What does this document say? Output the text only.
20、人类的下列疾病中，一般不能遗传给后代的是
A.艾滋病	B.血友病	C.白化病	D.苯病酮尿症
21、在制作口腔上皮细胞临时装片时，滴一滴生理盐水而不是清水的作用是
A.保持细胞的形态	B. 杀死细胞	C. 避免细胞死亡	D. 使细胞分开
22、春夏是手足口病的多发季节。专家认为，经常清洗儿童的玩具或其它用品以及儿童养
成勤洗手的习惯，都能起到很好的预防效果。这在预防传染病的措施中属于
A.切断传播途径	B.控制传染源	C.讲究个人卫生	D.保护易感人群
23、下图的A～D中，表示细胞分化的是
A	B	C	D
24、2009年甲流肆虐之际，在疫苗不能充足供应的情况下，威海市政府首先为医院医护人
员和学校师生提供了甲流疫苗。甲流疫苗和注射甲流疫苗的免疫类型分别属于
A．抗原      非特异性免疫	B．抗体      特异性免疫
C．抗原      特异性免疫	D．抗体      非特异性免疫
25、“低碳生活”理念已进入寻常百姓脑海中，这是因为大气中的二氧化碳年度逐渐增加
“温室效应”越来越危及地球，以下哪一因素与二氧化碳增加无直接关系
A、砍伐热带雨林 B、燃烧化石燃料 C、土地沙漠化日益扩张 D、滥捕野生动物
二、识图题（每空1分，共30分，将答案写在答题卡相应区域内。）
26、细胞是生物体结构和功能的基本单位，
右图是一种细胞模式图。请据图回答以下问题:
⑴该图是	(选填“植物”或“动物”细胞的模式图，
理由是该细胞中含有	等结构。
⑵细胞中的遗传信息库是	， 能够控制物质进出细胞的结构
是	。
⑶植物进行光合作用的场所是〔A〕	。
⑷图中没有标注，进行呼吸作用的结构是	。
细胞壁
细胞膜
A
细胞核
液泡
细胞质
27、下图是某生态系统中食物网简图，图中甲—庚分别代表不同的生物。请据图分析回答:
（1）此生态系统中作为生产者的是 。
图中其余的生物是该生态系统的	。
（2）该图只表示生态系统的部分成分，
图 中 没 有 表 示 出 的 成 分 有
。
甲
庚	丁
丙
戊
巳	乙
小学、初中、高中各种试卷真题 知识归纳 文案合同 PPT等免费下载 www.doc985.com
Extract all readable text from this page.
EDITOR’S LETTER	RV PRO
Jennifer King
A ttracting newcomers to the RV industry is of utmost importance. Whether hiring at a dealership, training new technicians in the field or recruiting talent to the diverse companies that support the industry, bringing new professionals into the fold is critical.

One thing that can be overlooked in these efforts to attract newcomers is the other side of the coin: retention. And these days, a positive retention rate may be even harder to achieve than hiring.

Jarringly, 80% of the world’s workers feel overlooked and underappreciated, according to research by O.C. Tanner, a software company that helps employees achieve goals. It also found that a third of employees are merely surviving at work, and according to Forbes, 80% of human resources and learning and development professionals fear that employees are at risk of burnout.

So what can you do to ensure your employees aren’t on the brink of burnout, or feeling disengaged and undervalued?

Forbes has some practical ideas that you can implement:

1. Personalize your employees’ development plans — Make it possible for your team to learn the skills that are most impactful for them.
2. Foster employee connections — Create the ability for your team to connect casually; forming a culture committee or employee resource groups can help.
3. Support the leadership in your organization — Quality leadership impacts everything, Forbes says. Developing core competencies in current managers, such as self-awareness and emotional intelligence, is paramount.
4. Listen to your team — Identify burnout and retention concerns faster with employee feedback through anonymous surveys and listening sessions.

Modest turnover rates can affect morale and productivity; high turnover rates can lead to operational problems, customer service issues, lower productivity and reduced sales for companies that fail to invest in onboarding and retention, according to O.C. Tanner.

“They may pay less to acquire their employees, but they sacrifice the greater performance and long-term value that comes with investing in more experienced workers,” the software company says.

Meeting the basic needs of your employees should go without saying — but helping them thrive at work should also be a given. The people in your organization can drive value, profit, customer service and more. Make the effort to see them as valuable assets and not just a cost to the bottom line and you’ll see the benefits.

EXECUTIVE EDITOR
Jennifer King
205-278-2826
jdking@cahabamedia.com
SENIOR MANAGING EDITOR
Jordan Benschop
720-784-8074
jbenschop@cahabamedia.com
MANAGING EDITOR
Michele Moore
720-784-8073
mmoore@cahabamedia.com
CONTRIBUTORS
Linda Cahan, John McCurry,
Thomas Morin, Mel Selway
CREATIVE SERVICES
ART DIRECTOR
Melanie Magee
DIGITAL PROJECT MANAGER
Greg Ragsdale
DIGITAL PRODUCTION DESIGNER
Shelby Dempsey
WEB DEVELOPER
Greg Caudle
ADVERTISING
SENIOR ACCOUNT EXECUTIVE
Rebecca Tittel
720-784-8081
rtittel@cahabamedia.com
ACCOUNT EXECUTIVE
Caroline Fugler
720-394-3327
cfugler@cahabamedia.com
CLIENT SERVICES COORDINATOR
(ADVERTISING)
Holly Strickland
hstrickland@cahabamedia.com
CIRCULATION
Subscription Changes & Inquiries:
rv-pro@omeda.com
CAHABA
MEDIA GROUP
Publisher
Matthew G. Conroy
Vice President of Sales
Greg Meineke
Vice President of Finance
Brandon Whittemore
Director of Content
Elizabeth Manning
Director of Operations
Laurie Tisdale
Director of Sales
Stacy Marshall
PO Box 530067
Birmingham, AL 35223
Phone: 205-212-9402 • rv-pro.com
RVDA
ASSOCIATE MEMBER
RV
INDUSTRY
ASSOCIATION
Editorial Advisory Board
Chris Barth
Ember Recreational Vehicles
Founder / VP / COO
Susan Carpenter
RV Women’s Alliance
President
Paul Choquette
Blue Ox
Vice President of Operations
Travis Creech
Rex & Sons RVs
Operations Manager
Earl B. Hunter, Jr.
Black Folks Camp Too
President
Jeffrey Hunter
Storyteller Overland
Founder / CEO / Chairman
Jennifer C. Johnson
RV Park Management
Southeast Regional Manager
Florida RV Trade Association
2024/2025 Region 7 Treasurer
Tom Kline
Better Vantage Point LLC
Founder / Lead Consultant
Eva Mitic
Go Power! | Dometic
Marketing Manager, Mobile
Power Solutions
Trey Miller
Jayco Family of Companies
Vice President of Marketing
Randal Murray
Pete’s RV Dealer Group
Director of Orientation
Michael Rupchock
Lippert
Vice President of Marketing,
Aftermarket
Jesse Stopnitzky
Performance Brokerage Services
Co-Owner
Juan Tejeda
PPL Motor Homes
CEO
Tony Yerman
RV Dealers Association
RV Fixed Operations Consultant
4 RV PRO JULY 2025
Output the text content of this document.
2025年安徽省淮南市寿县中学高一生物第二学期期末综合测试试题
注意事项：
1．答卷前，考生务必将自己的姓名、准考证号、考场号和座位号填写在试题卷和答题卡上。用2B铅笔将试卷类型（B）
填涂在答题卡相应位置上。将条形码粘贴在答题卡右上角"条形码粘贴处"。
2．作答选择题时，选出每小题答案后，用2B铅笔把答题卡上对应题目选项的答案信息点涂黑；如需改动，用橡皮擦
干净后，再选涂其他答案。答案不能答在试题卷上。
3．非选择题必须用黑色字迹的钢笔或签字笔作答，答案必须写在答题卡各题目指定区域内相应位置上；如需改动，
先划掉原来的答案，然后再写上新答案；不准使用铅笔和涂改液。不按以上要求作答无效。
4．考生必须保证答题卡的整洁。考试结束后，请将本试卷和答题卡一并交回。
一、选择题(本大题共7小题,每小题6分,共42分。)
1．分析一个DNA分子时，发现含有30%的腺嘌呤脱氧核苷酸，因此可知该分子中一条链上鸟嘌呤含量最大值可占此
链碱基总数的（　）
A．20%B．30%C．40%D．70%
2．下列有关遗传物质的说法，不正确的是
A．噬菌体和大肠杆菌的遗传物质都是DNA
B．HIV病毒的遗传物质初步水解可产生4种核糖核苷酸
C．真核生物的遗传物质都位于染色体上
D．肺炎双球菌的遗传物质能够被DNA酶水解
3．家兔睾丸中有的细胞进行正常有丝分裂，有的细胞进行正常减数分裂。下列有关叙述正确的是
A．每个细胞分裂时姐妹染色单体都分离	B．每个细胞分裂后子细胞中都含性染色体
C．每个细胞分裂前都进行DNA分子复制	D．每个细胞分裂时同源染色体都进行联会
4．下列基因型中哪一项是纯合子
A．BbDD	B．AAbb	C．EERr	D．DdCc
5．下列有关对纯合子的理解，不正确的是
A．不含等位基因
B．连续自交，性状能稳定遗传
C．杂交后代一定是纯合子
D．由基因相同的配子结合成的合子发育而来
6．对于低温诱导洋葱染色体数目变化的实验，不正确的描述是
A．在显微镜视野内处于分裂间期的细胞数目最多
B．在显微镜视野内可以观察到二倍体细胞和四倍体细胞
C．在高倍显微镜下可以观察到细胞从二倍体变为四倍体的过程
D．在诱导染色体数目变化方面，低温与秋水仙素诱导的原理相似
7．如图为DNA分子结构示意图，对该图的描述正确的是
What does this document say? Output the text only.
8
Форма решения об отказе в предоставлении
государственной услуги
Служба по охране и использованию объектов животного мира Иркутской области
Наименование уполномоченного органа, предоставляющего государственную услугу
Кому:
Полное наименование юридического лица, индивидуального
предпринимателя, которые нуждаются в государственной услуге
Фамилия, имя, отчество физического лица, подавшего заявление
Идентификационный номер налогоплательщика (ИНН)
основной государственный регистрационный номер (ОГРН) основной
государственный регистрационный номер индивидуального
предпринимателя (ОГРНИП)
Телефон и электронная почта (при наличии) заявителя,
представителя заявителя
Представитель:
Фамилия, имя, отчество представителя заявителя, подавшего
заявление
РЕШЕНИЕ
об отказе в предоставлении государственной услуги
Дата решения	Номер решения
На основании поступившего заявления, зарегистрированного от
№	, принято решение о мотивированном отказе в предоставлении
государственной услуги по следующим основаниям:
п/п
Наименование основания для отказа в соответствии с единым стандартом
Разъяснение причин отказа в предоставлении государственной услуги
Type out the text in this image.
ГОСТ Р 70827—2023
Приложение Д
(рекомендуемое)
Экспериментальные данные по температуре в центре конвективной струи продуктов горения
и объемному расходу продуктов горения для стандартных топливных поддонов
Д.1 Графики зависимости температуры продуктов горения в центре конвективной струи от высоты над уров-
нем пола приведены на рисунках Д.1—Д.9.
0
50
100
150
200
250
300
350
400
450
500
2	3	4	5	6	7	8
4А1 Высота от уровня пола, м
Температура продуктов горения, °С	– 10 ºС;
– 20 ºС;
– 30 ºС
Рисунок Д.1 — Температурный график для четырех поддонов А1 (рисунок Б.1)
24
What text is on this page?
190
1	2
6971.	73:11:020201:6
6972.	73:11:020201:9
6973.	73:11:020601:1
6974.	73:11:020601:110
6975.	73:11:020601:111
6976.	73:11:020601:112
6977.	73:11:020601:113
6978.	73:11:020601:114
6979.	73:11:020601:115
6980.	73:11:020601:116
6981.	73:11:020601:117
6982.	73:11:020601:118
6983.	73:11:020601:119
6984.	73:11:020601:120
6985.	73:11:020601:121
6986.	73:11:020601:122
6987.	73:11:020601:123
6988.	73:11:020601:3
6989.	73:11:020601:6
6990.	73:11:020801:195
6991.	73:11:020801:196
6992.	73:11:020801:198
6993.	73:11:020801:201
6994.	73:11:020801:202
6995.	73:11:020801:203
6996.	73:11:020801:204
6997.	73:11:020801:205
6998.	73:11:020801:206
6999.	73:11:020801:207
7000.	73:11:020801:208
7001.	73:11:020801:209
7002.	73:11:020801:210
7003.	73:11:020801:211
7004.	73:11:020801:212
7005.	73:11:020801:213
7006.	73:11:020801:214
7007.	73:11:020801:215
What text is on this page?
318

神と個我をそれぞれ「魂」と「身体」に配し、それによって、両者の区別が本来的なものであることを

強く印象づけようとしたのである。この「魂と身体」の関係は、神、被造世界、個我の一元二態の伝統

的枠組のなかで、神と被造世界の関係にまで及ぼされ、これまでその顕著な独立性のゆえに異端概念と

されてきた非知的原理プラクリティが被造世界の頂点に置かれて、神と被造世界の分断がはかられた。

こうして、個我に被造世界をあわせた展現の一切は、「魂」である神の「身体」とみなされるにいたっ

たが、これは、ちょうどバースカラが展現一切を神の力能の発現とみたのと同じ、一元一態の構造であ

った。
──────────
• **Exercise goal**: Pick out each line containing the string "заявление" and copy it.

• **Response to this task**:
Фамилия, имя, отчество физического лица, подавшего заявление
заявление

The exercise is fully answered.